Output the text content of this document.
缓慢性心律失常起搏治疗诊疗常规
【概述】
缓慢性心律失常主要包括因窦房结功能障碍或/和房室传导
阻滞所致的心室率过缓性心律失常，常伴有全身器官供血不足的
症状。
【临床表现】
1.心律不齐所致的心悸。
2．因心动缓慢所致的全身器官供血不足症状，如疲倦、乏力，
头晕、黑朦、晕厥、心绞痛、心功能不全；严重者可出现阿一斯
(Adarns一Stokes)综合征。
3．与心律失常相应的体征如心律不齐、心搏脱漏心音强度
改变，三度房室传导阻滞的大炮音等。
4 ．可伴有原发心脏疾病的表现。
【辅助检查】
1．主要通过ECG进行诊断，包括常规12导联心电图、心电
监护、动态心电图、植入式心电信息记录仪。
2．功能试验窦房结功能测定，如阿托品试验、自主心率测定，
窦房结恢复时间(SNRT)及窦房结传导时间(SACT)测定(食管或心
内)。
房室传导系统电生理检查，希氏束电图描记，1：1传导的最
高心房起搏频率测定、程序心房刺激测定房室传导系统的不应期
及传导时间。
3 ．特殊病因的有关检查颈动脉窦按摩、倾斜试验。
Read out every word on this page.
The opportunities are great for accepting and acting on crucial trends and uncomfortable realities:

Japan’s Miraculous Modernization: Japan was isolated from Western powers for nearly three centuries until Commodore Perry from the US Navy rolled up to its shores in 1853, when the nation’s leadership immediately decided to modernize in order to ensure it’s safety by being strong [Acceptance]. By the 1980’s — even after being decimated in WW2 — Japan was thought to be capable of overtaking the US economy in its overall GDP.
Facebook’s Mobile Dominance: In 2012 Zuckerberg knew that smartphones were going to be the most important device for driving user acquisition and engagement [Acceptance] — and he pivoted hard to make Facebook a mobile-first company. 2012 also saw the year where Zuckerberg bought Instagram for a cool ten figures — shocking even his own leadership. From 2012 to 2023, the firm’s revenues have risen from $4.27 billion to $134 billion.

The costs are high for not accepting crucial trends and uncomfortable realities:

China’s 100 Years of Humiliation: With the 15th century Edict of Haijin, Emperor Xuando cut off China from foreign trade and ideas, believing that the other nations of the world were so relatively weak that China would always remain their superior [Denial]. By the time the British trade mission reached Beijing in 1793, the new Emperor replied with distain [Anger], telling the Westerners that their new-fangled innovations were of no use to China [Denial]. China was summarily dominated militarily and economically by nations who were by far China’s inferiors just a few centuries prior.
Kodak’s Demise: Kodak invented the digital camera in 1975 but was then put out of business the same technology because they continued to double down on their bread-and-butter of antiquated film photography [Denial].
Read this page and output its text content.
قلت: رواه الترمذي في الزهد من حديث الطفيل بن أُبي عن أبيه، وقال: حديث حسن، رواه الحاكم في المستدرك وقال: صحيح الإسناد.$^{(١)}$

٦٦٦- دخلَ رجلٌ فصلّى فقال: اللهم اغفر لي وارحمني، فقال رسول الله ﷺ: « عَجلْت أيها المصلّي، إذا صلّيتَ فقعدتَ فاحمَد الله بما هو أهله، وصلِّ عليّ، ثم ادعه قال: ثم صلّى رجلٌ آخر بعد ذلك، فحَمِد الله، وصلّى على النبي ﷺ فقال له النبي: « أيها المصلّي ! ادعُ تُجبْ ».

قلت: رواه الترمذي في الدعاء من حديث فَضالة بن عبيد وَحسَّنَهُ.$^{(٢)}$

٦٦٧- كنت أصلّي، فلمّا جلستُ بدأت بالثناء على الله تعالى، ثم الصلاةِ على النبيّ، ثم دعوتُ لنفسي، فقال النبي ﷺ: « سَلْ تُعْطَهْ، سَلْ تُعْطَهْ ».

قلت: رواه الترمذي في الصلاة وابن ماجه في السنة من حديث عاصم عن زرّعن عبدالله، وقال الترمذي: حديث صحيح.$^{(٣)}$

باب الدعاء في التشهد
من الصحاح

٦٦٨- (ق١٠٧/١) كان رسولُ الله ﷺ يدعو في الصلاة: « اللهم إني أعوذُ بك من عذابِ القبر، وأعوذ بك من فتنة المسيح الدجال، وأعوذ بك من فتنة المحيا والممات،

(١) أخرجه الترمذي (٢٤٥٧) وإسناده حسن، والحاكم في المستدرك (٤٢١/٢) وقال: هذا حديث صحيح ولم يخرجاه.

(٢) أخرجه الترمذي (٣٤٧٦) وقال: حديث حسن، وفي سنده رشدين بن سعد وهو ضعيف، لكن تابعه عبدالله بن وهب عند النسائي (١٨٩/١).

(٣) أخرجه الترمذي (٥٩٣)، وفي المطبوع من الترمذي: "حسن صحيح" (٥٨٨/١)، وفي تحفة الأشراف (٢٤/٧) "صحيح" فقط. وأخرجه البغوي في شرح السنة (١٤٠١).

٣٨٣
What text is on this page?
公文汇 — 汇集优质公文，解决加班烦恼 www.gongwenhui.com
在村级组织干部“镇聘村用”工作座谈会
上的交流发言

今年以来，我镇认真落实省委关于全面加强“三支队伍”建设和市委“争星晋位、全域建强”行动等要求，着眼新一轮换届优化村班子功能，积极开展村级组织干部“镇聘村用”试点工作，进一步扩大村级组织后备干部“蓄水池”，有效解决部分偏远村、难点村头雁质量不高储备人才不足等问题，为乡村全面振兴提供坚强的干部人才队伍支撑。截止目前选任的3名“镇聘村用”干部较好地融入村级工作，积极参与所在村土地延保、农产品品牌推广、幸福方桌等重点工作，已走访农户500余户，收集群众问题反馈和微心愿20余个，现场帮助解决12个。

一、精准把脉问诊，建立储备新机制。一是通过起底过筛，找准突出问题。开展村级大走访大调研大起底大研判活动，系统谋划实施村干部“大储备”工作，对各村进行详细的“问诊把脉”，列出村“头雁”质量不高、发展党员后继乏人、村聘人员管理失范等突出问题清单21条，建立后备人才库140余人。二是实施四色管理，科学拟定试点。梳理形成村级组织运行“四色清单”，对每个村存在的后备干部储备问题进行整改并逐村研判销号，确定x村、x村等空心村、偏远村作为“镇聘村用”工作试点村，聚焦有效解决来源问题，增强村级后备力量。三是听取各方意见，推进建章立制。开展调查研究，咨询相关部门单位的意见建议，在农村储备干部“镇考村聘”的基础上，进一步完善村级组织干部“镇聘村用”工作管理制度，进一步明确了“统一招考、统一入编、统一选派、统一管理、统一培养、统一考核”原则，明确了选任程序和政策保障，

----------

WRITTEN EXERCISE = Extract each record, keeping it identical to the original.

EXERCISE RESPONSE =
Output the text content of this document.
缓慢性心律失常起搏治疗诊疗常规
【概述】
缓慢性心律失常主要包括因窦房结功能障碍或/和房室传导
阻滞所致的心室率过缓性心律失常，常伴有全身器官供血不足的
症状。
【临床表现】
1.心律不齐所致的心悸。
2．因心动缓慢所致的全身器官供血不足症状，如疲倦、乏力，
头晕、黑朦、晕厥、心绞痛、心功能不全；严重者可出现阿一斯
(Adarns一Stokes)综合征。
3．与心律失常相应的体征如心律不齐、心搏脱漏心音强度
改变，三度房室传导阻滞的大炮音等。
4 ．可伴有原发心脏疾病的表现。
【辅助检查】
1．主要通过ECG进行诊断，包括常规12导联心电图、心电
监护、动态心电图、植入式心电信息记录仪。
2．功能试验窦房结功能测定，如阿托品试验、自主心率测定，
窦房结恢复时间(SNRT)及窦房结传导时间(SACT)测定(食管或心
内)。
房室传导系统电生理检查，希氏束电图描记，1：1传导的最
高心房起搏频率测定、程序心房刺激测定房室传导系统的不应期
及传导时间。
3 ．特殊病因的有关检查颈动脉窦按摩、倾斜试验。
Read out every word on this page.
The opportunities are great for accepting and acting on crucial trends and uncomfortable realities:

Japan’s Miraculous Modernization: Japan was isolated from Western powers for nearly three centuries until Commodore Perry from the US Navy rolled up to its shores in 1853, when the nation’s leadership immediately decided to modernize in order to ensure it’s safety by being strong [Acceptance]. By the 1980’s — even after being decimated in WW2 — Japan was thought to be capable of overtaking the US economy in its overall GDP.
Facebook’s Mobile Dominance: In 2012 Zuckerberg knew that smartphones were going to be the most important device for driving user acquisition and engagement [Acceptance] — and he pivoted hard to make Facebook a mobile-first company. 2012 also saw the year where Zuckerberg bought Instagram for a cool ten figures — shocking even his own leadership. From 2012 to 2023, the firm’s revenues have risen from $4.27 billion to $134 billion.

The costs are high for not accepting crucial trends and uncomfortable realities:

China’s 100 Years of Humiliation: With the 15th century Edict of Haijin, Emperor Xuando cut off China from foreign trade and ideas, believing that the other nations of the world were so relatively weak that China would always remain their superior [Denial]. By the time the British trade mission reached Beijing in 1793, the new Emperor replied with distain [Anger], telling the Westerners that their new-fangled innovations were of no use to China [Denial]. China was summarily dominated militarily and economically by nations who were by far China’s inferiors just a few centuries prior.
Kodak’s Demise: Kodak invented the digital camera in 1975 but was then put out of business the same technology because they continued to double down on their bread-and-butter of antiquated film photography [Denial].
Read this page and output its text content.
قلت: رواه الترمذي في الزهد من حديث الطفيل بن أُبي عن أبيه، وقال: حديث حسن، رواه الحاكم في المستدرك وقال: صحيح الإسناد.$^{(١)}$

٦٦٦- دخلَ رجلٌ فصلّى فقال: اللهم اغفر لي وارحمني، فقال رسول الله ﷺ: « عَجلْت أيها المصلّي، إذا صلّيتَ فقعدتَ فاحمَد الله بما هو أهله، وصلِّ عليّ، ثم ادعه قال: ثم صلّى رجلٌ آخر بعد ذلك، فحَمِد الله، وصلّى على النبي ﷺ فقال له النبي: « أيها المصلّي ! ادعُ تُجبْ ».

قلت: رواه الترمذي في الدعاء من حديث فَضالة بن عبيد وَحسَّنَهُ.$^{(٢)}$

٦٦٧- كنت أصلّي، فلمّا جلستُ بدأت بالثناء على الله تعالى، ثم الصلاةِ على النبيّ، ثم دعوتُ لنفسي، فقال النبي ﷺ: « سَلْ تُعْطَهْ، سَلْ تُعْطَهْ ».

قلت: رواه الترمذي في الصلاة وابن ماجه في السنة من حديث عاصم عن زرّعن عبدالله، وقال الترمذي: حديث صحيح.$^{(٣)}$

باب الدعاء في التشهد
من الصحاح

٦٦٨- (ق١٠٧/١) كان رسولُ الله ﷺ يدعو في الصلاة: « اللهم إني أعوذُ بك من عذابِ القبر، وأعوذ بك من فتنة المسيح الدجال، وأعوذ بك من فتنة المحيا والممات،

(١) أخرجه الترمذي (٢٤٥٧) وإسناده حسن، والحاكم في المستدرك (٤٢١/٢) وقال: هذا حديث صحيح ولم يخرجاه.

(٢) أخرجه الترمذي (٣٤٧٦) وقال: حديث حسن، وفي سنده رشدين بن سعد وهو ضعيف، لكن تابعه عبدالله بن وهب عند النسائي (١٨٩/١).

(٣) أخرجه الترمذي (٥٩٣)، وفي المطبوع من الترمذي: "حسن صحيح" (٥٨٨/١)، وفي تحفة الأشراف (٢٤/٧) "صحيح" فقط. وأخرجه البغوي في شرح السنة (١٤٠١).

٣٨٣
What text is on this page?
公文汇 — 汇集优质公文，解决加班烦恼 www.gongwenhui.com
在村级组织干部“镇聘村用”工作座谈会
上的交流发言

今年以来，我镇认真落实省委关于全面加强“三支队伍”建设和市委“争星晋位、全域建强”行动等要求，着眼新一轮换届优化村班子功能，积极开展村级组织干部“镇聘村用”试点工作，进一步扩大村级组织后备干部“蓄水池”，有效解决部分偏远村、难点村头雁质量不高储备人才不足等问题，为乡村全面振兴提供坚强的干部人才队伍支撑。截止目前选任的3名“镇聘村用”干部较好地融入村级工作，积极参与所在村土地延保、农产品品牌推广、幸福方桌等重点工作，已走访农户500余户，收集群众问题反馈和微心愿20余个，现场帮助解决12个。

一、精准把脉问诊，建立储备新机制。一是通过起底过筛，找准突出问题。开展村级大走访大调研大起底大研判活动，系统谋划实施村干部“大储备”工作，对各村进行详细的“问诊把脉”，列出村“头雁”质量不高、发展党员后继乏人、村聘人员管理失范等突出问题清单21条，建立后备人才库140余人。二是实施四色管理，科学拟定试点。梳理形成村级组织运行“四色清单”，对每个村存在的后备干部储备问题进行整改并逐村研判销号，确定x村、x村等空心村、偏远村作为“镇聘村用”工作试点村，聚焦有效解决来源问题，增强村级后备力量。三是听取各方意见，推进建章立制。开展调查研究，咨询相关部门单位的意见建议，在农村储备干部“镇考村聘”的基础上，进一步完善村级组织干部“镇聘村用”工作管理制度，进一步明确了“统一招考、统一入编、统一选派、统一管理、统一培养、统一考核”原则，明确了选任程序和政策保障，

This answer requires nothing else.